* Exercise objective:
Using the entries that follow, count the lines containing the word "name" and give that number by itself.

*** Data for this task

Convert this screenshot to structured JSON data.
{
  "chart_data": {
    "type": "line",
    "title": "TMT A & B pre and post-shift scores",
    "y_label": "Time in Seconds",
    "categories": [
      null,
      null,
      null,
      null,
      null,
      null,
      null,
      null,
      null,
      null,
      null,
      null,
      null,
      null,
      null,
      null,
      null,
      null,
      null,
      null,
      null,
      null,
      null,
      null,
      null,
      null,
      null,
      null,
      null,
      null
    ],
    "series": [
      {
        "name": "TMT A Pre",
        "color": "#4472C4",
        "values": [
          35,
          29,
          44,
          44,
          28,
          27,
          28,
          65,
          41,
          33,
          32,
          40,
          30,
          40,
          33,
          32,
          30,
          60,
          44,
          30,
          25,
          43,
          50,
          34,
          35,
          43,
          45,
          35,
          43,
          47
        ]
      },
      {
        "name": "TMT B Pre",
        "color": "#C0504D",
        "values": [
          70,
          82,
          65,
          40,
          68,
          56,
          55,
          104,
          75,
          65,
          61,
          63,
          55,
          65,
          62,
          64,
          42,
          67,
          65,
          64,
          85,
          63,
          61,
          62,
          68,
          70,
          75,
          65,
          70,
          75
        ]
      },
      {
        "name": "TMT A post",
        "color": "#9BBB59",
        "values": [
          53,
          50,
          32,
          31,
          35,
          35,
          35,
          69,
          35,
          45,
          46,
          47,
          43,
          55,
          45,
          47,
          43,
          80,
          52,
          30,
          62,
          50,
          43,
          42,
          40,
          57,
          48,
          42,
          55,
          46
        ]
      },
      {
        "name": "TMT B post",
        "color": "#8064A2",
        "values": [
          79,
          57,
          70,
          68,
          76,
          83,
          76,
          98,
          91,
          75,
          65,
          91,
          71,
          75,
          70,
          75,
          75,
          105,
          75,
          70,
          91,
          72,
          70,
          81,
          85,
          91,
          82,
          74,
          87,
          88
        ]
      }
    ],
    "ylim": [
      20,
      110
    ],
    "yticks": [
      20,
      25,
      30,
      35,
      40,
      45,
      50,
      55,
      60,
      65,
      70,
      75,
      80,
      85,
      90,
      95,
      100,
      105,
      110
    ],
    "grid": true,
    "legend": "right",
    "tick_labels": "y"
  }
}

******

* Solution to the problem:
4